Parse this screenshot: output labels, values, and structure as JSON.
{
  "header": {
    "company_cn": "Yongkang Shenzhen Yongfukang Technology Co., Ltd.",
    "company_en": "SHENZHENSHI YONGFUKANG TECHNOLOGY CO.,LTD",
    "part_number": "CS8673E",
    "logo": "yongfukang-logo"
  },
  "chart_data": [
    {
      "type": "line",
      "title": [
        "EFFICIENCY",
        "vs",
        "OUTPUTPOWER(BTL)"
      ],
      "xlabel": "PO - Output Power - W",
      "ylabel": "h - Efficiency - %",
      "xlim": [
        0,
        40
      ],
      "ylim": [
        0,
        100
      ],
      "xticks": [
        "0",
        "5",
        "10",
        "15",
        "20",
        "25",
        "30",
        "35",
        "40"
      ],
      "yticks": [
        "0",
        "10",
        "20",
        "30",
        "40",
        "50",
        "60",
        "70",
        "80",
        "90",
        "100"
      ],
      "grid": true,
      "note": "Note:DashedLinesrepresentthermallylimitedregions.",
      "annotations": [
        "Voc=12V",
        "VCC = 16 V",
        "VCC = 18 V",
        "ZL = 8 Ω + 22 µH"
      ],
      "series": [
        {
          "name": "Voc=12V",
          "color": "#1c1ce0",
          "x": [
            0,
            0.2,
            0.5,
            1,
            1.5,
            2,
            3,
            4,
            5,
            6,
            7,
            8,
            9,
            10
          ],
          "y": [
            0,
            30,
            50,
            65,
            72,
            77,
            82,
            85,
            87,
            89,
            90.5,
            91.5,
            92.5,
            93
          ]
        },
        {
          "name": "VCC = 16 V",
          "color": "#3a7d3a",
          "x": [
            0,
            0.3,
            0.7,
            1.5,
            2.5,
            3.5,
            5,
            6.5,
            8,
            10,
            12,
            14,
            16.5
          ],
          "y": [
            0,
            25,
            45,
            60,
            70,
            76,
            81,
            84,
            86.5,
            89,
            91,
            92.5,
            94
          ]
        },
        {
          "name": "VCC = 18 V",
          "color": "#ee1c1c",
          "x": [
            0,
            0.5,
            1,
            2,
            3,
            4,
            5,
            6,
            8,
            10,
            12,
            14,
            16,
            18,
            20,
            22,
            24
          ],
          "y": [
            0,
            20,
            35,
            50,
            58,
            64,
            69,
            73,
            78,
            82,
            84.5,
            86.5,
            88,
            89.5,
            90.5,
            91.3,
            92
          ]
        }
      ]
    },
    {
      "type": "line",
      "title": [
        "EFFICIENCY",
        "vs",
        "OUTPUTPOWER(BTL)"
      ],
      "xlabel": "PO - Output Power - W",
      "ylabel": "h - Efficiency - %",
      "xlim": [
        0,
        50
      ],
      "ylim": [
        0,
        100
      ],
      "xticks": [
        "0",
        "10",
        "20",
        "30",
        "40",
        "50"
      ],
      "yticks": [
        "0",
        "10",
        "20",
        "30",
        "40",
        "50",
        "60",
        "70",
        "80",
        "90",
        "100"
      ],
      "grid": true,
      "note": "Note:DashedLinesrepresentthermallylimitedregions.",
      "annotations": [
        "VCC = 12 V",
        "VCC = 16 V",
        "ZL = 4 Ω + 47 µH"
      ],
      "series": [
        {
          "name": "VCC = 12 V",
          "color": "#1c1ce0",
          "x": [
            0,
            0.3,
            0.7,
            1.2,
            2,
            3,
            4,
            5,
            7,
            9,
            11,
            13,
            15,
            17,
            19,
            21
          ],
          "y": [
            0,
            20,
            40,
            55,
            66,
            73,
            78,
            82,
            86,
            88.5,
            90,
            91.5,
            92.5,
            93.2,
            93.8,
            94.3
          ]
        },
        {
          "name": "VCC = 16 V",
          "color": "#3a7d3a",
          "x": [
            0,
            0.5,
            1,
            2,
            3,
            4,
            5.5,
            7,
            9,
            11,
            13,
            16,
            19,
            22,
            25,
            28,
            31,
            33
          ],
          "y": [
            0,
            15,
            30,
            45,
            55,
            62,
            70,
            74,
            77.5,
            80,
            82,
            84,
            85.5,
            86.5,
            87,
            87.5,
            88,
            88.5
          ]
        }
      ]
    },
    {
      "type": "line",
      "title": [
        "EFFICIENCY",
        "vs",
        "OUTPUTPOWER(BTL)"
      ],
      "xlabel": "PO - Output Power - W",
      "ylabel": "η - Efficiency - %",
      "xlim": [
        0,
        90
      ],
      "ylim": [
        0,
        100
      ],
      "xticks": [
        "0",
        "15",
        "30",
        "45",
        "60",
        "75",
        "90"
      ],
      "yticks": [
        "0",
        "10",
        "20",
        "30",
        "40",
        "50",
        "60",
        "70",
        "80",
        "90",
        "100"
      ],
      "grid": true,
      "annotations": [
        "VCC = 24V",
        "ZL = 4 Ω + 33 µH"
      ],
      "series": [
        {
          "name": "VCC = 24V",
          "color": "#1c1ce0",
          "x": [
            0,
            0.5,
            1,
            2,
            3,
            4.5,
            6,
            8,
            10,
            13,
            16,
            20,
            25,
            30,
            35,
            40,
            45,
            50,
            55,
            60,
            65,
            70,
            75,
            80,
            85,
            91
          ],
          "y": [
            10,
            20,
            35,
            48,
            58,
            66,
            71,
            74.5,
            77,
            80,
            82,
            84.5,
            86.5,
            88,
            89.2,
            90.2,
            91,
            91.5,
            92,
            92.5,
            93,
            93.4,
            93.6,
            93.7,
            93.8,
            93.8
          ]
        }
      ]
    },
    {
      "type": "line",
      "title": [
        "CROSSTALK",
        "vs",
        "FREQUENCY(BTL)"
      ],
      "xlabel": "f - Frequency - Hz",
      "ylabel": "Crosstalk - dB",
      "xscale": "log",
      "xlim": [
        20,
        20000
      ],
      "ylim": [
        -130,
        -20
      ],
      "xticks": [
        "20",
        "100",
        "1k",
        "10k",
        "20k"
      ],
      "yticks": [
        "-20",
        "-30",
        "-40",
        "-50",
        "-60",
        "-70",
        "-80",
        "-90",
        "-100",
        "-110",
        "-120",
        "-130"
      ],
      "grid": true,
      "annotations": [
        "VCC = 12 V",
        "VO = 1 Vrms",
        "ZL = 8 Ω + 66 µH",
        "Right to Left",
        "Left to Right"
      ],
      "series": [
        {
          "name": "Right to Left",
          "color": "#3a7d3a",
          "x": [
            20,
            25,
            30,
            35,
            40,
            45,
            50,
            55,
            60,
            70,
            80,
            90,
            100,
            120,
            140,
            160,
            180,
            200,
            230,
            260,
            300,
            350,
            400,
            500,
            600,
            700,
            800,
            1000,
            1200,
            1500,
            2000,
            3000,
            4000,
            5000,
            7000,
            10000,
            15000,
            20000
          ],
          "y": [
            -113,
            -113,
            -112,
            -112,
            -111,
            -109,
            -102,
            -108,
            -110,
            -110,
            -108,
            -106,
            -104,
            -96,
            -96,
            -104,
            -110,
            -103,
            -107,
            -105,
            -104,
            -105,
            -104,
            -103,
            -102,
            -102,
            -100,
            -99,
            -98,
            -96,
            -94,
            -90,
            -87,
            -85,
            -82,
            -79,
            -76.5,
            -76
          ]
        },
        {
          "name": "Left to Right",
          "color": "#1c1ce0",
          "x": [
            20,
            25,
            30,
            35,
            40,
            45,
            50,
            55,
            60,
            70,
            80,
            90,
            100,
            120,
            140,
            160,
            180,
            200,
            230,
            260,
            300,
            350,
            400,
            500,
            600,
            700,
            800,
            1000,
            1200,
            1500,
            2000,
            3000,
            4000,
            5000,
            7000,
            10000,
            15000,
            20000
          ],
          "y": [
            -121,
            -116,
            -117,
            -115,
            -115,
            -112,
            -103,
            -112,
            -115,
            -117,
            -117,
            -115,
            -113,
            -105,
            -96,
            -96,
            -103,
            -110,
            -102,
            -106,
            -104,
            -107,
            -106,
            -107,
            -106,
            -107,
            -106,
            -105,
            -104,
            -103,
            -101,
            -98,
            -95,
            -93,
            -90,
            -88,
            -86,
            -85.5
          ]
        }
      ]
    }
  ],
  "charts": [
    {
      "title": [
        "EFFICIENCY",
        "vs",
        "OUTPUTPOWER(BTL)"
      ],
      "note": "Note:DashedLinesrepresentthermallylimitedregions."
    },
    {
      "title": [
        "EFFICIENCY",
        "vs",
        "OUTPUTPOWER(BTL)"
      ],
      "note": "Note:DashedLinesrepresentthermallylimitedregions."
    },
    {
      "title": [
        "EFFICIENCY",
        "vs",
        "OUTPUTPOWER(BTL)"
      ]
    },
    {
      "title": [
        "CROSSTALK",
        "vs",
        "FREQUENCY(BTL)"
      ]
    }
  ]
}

────────────────

■ **Directions for this task**:
State the number of lines that contain the string "name", with no other words.

■ **Exercise answer**:
8